Element box records
_____

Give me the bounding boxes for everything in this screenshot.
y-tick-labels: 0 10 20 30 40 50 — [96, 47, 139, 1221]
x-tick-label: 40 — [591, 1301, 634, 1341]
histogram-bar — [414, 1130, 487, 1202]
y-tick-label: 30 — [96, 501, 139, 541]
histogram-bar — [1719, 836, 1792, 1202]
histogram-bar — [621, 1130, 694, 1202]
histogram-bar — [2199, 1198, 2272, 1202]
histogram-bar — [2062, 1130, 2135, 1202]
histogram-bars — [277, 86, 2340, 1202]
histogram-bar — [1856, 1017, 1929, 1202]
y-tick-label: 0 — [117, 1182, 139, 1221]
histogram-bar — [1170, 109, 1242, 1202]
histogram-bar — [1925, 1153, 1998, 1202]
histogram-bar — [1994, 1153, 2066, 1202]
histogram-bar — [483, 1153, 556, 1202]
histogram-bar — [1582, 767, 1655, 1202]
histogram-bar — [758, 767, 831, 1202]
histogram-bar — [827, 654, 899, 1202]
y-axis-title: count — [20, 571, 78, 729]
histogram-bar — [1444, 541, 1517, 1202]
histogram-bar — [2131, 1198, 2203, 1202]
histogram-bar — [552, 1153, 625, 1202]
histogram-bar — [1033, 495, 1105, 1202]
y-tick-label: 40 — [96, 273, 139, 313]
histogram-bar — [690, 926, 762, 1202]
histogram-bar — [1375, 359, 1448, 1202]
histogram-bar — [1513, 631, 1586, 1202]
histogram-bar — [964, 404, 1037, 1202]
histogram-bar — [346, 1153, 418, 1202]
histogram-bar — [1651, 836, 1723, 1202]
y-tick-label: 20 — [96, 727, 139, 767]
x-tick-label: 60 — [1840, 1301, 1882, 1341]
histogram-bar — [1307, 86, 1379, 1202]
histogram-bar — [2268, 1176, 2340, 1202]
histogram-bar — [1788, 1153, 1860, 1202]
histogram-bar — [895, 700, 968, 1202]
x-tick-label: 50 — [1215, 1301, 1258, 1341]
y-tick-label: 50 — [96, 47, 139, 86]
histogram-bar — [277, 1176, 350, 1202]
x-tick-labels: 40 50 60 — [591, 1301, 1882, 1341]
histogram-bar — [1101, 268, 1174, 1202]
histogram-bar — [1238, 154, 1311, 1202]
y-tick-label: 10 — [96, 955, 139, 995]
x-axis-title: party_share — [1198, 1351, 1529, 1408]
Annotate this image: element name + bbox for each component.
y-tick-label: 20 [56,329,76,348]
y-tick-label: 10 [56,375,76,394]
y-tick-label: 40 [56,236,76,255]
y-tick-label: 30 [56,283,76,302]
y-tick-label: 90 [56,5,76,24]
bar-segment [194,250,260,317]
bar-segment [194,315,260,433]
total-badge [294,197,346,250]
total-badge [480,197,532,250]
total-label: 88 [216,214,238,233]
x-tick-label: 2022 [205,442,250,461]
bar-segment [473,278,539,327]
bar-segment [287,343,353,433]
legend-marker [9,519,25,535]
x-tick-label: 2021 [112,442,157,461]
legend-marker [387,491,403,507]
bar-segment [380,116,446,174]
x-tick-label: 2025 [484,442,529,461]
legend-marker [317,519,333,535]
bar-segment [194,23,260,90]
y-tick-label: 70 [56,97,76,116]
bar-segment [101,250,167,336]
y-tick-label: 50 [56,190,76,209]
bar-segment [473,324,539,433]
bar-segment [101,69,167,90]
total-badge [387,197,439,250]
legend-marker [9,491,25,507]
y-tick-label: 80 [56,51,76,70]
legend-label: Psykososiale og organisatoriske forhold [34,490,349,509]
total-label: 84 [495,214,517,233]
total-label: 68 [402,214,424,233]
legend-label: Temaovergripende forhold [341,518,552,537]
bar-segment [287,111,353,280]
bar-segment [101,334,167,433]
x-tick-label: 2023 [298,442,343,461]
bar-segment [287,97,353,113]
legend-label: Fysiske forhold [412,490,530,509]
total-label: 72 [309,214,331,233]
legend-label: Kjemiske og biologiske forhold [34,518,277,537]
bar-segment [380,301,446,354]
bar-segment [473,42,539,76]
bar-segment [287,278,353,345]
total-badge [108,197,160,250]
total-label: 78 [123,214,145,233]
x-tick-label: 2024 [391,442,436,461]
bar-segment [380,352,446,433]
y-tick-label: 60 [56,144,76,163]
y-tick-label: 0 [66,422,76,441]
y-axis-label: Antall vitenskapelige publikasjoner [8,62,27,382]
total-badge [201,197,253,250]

_____

▸ **PROBLEM REQUIREMENTS**
Please copy every line of the records above, reproducing each one character for character.

▸ **RESULT FOR THIS TASK**
Give me the bounding boxes for everything in this screenshot.
y-tick-labels: 0 10 20 30 40 50 — [96, 47, 139, 1221]
x-tick-label: 40 — [591, 1301, 634, 1341]
histogram-bar — [414, 1130, 487, 1202]
y-tick-label: 30 — [96, 501, 139, 541]
histogram-bar — [1719, 836, 1792, 1202]
histogram-bar — [621, 1130, 694, 1202]
histogram-bar — [2199, 1198, 2272, 1202]
histogram-bar — [2062, 1130, 2135, 1202]
histogram-bars — [277, 86, 2340, 1202]
histogram-bar — [1856, 1017, 1929, 1202]
y-tick-label: 0 — [117, 1182, 139, 1221]
histogram-bar — [1170, 109, 1242, 1202]
histogram-bar — [1925, 1153, 1998, 1202]
histogram-bar — [1994, 1153, 2066, 1202]
histogram-bar — [483, 1153, 556, 1202]
histogram-bar — [1582, 767, 1655, 1202]
histogram-bar — [758, 767, 831, 1202]
histogram-bar — [827, 654, 899, 1202]
y-axis-title: count — [20, 571, 78, 729]
histogram-bar — [1444, 541, 1517, 1202]
histogram-bar — [2131, 1198, 2203, 1202]
histogram-bar — [552, 1153, 625, 1202]
histogram-bar — [1033, 495, 1105, 1202]
y-tick-label: 40 — [96, 273, 139, 313]
histogram-bar — [690, 926, 762, 1202]
histogram-bar — [1375, 359, 1448, 1202]
histogram-bar — [1513, 631, 1586, 1202]
histogram-bar — [964, 404, 1037, 1202]
histogram-bar — [346, 1153, 418, 1202]
histogram-bar — [1651, 836, 1723, 1202]
y-tick-label: 20 — [96, 727, 139, 767]
x-tick-label: 60 — [1840, 1301, 1882, 1341]
histogram-bar — [1307, 86, 1379, 1202]
histogram-bar — [2268, 1176, 2340, 1202]
histogram-bar — [1788, 1153, 1860, 1202]
histogram-bar — [895, 700, 968, 1202]
x-tick-label: 50 — [1215, 1301, 1258, 1341]
y-tick-label: 50 — [96, 47, 139, 86]
histogram-bar — [277, 1176, 350, 1202]
x-tick-labels: 40 50 60 — [591, 1301, 1882, 1341]
histogram-bar — [1101, 268, 1174, 1202]
histogram-bar — [1238, 154, 1311, 1202]
y-tick-label: 10 — [96, 955, 139, 995]
x-axis-title: party_share — [1198, 1351, 1529, 1408]
Annotate this image: element name + bbox for each component.
y-tick-label: 20 [56,329,76,348]
y-tick-label: 10 [56,375,76,394]
y-tick-label: 40 [56,236,76,255]
y-tick-label: 30 [56,283,76,302]
y-tick-label: 90 [56,5,76,24]
bar-segment [194,250,260,317]
bar-segment [194,315,260,433]
total-badge [294,197,346,250]
total-badge [480,197,532,250]
total-label: 88 [216,214,238,233]
x-tick-label: 2022 [205,442,250,461]
bar-segment [473,278,539,327]
bar-segment [287,343,353,433]
legend-marker [9,519,25,535]
x-tick-label: 2021 [112,442,157,461]
legend-marker [387,491,403,507]
bar-segment [380,116,446,174]
x-tick-label: 2025 [484,442,529,461]
legend-marker [317,519,333,535]
bar-segment [194,23,260,90]
y-tick-label: 70 [56,97,76,116]
bar-segment [101,250,167,336]
y-tick-label: 50 [56,190,76,209]
bar-segment [473,324,539,433]
bar-segment [101,69,167,90]
total-badge [387,197,439,250]
legend-marker [9,491,25,507]
y-tick-label: 80 [56,51,76,70]
legend-label: Psykososiale og organisatoriske forhold [34,490,349,509]
total-label: 84 [495,214,517,233]
total-label: 68 [402,214,424,233]
legend-label: Temaovergripende forhold [341,518,552,537]
bar-segment [287,111,353,280]
bar-segment [101,334,167,433]
x-tick-label: 2023 [298,442,343,461]
bar-segment [287,97,353,113]
legend-label: Fysiske forhold [412,490,530,509]
total-label: 72 [309,214,331,233]
legend-label: Kjemiske og biologiske forhold [34,518,277,537]
bar-segment [380,301,446,354]
bar-segment [473,42,539,76]
bar-segment [287,278,353,345]
total-badge [108,197,160,250]
total-label: 78 [123,214,145,233]
x-tick-label: 2024 [391,442,436,461]
bar-segment [380,352,446,433]
y-tick-label: 60 [56,144,76,163]
y-tick-label: 0 [66,422,76,441]
y-axis-label: Antall vitenskapelige publikasjoner [8,62,27,382]
total-badge [201,197,253,250]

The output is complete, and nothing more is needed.